begin Data entries

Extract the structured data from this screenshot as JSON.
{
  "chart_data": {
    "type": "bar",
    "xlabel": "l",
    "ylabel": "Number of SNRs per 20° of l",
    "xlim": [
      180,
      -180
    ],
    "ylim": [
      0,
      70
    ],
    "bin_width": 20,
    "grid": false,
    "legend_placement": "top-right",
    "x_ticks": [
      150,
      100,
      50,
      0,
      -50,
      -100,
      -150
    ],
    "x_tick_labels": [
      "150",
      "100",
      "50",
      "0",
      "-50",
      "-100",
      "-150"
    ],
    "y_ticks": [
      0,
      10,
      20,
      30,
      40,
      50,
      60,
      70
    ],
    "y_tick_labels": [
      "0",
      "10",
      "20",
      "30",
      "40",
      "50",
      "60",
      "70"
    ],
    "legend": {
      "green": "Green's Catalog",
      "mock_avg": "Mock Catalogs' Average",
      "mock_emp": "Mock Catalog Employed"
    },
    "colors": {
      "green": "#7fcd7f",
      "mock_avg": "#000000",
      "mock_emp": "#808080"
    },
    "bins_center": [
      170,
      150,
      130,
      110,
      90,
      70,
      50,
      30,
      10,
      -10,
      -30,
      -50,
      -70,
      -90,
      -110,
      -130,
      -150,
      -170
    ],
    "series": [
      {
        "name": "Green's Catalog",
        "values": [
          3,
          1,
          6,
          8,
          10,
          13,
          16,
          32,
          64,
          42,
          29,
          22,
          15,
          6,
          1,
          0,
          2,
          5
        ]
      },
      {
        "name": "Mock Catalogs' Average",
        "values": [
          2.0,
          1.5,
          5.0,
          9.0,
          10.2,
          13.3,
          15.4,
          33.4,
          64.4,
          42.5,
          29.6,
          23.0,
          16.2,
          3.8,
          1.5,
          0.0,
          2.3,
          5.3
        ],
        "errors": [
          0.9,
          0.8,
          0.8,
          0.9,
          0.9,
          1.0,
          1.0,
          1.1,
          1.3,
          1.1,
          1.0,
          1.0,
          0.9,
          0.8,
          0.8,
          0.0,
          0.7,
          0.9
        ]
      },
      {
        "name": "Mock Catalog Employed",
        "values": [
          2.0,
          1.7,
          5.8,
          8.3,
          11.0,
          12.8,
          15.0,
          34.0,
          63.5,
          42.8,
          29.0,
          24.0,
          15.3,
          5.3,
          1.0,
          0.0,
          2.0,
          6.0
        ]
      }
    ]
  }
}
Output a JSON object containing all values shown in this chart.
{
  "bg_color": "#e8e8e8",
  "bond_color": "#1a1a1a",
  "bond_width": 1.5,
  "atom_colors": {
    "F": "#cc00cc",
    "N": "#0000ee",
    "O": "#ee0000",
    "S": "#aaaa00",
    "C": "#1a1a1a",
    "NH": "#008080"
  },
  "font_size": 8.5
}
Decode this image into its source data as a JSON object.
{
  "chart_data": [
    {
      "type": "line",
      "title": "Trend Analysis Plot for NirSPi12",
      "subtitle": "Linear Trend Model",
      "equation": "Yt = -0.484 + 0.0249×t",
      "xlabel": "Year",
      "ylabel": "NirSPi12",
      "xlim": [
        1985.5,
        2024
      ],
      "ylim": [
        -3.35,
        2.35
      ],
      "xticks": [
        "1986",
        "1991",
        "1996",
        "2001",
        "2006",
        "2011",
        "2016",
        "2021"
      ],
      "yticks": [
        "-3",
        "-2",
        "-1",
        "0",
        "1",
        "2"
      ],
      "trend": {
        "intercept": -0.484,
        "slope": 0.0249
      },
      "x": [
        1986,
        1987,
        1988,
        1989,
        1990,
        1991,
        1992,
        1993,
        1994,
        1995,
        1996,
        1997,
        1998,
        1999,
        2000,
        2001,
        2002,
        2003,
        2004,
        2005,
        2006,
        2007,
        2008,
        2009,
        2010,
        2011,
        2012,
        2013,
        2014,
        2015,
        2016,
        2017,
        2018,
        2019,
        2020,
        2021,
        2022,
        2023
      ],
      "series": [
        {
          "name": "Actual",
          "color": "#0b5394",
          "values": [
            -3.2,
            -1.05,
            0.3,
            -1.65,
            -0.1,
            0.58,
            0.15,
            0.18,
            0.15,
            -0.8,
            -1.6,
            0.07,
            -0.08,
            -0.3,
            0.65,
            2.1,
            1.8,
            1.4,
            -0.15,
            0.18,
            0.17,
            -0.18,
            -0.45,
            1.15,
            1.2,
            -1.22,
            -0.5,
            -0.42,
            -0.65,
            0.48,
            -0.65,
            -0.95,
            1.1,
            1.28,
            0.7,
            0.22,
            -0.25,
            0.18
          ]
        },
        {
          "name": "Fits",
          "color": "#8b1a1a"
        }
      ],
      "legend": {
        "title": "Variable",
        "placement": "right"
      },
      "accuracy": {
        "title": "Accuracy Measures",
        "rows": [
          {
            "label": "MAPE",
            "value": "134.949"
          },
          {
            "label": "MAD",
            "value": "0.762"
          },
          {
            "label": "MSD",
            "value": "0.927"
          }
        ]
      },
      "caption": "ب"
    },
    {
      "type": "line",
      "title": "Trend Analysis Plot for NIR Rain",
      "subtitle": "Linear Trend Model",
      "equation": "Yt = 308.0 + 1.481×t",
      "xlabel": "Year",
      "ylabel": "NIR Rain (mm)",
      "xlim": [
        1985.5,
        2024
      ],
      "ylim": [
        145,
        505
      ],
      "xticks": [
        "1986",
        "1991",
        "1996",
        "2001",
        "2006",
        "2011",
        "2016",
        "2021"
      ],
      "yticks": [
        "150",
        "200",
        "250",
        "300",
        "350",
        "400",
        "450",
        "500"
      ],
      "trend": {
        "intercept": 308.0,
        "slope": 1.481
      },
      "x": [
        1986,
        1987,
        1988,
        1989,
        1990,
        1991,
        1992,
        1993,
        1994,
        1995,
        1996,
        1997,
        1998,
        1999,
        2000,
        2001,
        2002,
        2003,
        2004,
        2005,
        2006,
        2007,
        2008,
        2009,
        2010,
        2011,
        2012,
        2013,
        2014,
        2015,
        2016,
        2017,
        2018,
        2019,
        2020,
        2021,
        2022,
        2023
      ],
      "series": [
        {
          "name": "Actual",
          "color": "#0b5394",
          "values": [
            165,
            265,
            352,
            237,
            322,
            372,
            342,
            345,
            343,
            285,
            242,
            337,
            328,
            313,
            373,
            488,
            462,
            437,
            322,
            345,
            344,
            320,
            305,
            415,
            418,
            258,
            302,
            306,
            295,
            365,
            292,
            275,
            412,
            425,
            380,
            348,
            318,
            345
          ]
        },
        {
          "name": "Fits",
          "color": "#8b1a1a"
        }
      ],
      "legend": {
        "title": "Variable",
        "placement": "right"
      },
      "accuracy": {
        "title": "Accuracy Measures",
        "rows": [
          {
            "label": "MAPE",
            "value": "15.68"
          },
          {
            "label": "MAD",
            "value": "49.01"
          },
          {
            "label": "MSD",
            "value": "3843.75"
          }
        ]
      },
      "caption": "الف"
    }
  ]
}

end Data entries

-- Short problem --
What is needed here is an exact reproduction of all the entries.

-- Expected output --
Extract the structured data from this screenshot as JSON.
{
  "chart_data": {
    "type": "bar",
    "xlabel": "l",
    "ylabel": "Number of SNRs per 20° of l",
    "xlim": [
      180,
      -180
    ],
    "ylim": [
      0,
      70
    ],
    "bin_width": 20,
    "grid": false,
    "legend_placement": "top-right",
    "x_ticks": [
      150,
      100,
      50,
      0,
      -50,
      -100,
      -150
    ],
    "x_tick_labels": [
      "150",
      "100",
      "50",
      "0",
      "-50",
      "-100",
      "-150"
    ],
    "y_ticks": [
      0,
      10,
      20,
      30,
      40,
      50,
      60,
      70
    ],
    "y_tick_labels": [
      "0",
      "10",
      "20",
      "30",
      "40",
      "50",
      "60",
      "70"
    ],
    "legend": {
      "green": "Green's Catalog",
      "mock_avg": "Mock Catalogs' Average",
      "mock_emp": "Mock Catalog Employed"
    },
    "colors": {
      "green": "#7fcd7f",
      "mock_avg": "#000000",
      "mock_emp": "#808080"
    },
    "bins_center": [
      170,
      150,
      130,
      110,
      90,
      70,
      50,
      30,
      10,
      -10,
      -30,
      -50,
      -70,
      -90,
      -110,
      -130,
      -150,
      -170
    ],
    "series": [
      {
        "name": "Green's Catalog",
        "values": [
          3,
          1,
          6,
          8,
          10,
          13,
          16,
          32,
          64,
          42,
          29,
          22,
          15,
          6,
          1,
          0,
          2,
          5
        ]
      },
      {
        "name": "Mock Catalogs' Average",
        "values": [
          2.0,
          1.5,
          5.0,
          9.0,
          10.2,
          13.3,
          15.4,
          33.4,
          64.4,
          42.5,
          29.6,
          23.0,
          16.2,
          3.8,
          1.5,
          0.0,
          2.3,
          5.3
        ],
        "errors": [
          0.9,
          0.8,
          0.8,
          0.9,
          0.9,
          1.0,
          1.0,
          1.1,
          1.3,
          1.1,
          1.0,
          1.0,
          0.9,
          0.8,
          0.8,
          0.0,
          0.7,
          0.9
        ]
      },
      {
        "name": "Mock Catalog Employed",
        "values": [
          2.0,
          1.7,
          5.8,
          8.3,
          11.0,
          12.8,
          15.0,
          34.0,
          63.5,
          42.8,
          29.0,
          24.0,
          15.3,
          5.3,
          1.0,
          0.0,
          2.0,
          6.0
        ]
      }
    ]
  }
}
Output a JSON object containing all values shown in this chart.
{
  "bg_color": "#e8e8e8",
  "bond_color": "#1a1a1a",
  "bond_width": 1.5,
  "atom_colors": {
    "F": "#cc00cc",
    "N": "#0000ee",
    "O": "#ee0000",
    "S": "#aaaa00",
    "C": "#1a1a1a",
    "NH": "#008080"
  },
  "font_size": 8.5
}
Decode this image into its source data as a JSON object.
{
  "chart_data": [
    {
      "type": "line",
      "title": "Trend Analysis Plot for NirSPi12",
      "subtitle": "Linear Trend Model",
      "equation": "Yt = -0.484 + 0.0249×t",
      "xlabel": "Year",
      "ylabel": "NirSPi12",
      "xlim": [
        1985.5,
        2024
      ],
      "ylim": [
        -3.35,
        2.35
      ],
      "xticks": [
        "1986",
        "1991",
        "1996",
        "2001",
        "2006",
        "2011",
        "2016",
        "2021"
      ],
      "yticks": [
        "-3",
        "-2",
        "-1",
        "0",
        "1",
        "2"
      ],
      "trend": {
        "intercept": -0.484,
        "slope": 0.0249
      },
      "x": [
        1986,
        1987,
        1988,
        1989,
        1990,
        1991,
        1992,
        1993,
        1994,
        1995,
        1996,
        1997,
        1998,
        1999,
        2000,
        2001,
        2002,
        2003,
        2004,
        2005,
        2006,
        2007,
        2008,
        2009,
        2010,
        2011,
        2012,
        2013,
        2014,
        2015,
        2016,
        2017,
        2018,
        2019,
        2020,
        2021,
        2022,
        2023
      ],
      "series": [
        {
          "name": "Actual",
          "color": "#0b5394",
          "values": [
            -3.2,
            -1.05,
            0.3,
            -1.65,
            -0.1,
            0.58,
            0.15,
            0.18,
            0.15,
            -0.8,
            -1.6,
            0.07,
            -0.08,
            -0.3,
            0.65,
            2.1,
            1.8,
            1.4,
            -0.15,
            0.18,
            0.17,
            -0.18,
            -0.45,
            1.15,
            1.2,
            -1.22,
            -0.5,
            -0.42,
            -0.65,
            0.48,
            -0.65,
            -0.95,
            1.1,
            1.28,
            0.7,
            0.22,
            -0.25,
            0.18
          ]
        },
        {
          "name": "Fits",
          "color": "#8b1a1a"
        }
      ],
      "legend": {
        "title": "Variable",
        "placement": "right"
      },
      "accuracy": {
        "title": "Accuracy Measures",
        "rows": [
          {
            "label": "MAPE",
            "value": "134.949"
          },
          {
            "label": "MAD",
            "value": "0.762"
          },
          {
            "label": "MSD",
            "value": "0.927"
          }
        ]
      },
      "caption": "ب"
    },
    {
      "type": "line",
      "title": "Trend Analysis Plot for NIR Rain",
      "subtitle": "Linear Trend Model",
      "equation": "Yt = 308.0 + 1.481×t",
      "xlabel": "Year",
      "ylabel": "NIR Rain (mm)",
      "xlim": [
        1985.5,
        2024
      ],
      "ylim": [
        145,
        505
      ],
      "xticks": [
        "1986",
        "1991",
        "1996",
        "2001",
        "2006",
        "2011",
        "2016",
        "2021"
      ],
      "yticks": [
        "150",
        "200",
        "250",
        "300",
        "350",
        "400",
        "450",
        "500"
      ],
      "trend": {
        "intercept": 308.0,
        "slope": 1.481
      },
      "x": [
        1986,
        1987,
        1988,
        1989,
        1990,
        1991,
        1992,
        1993,
        1994,
        1995,
        1996,
        1997,
        1998,
        1999,
        2000,
        2001,
        2002,
        2003,
        2004,
        2005,
        2006,
        2007,
        2008,
        2009,
        2010,
        2011,
        2012,
        2013,
        2014,
        2015,
        2016,
        2017,
        2018,
        2019,
        2020,
        2021,
        2022,
        2023
      ],
      "series": [
        {
          "name": "Actual",
          "color": "#0b5394",
          "values": [
            165,
            265,
            352,
            237,
            322,
            372,
            342,
            345,
            343,
            285,
            242,
            337,
            328,
            313,
            373,
            488,
            462,
            437,
            322,
            345,
            344,
            320,
            305,
            415,
            418,
            258,
            302,
            306,
            295,
            365,
            292,
            275,
            412,
            425,
            380,
            348,
            318,
            345
          ]
        },
        {
          "name": "Fits",
          "color": "#8b1a1a"
        }
      ],
      "legend": {
        "title": "Variable",
        "placement": "right"
      },
      "accuracy": {
        "title": "Accuracy Measures",
        "rows": [
          {
            "label": "MAPE",
            "value": "15.68"
          },
          {
            "label": "MAD",
            "value": "49.01"
          },
          {
            "label": "MSD",
            "value": "3843.75"
          }
        ]
      },
      "caption": "الف"
    }
  ]
}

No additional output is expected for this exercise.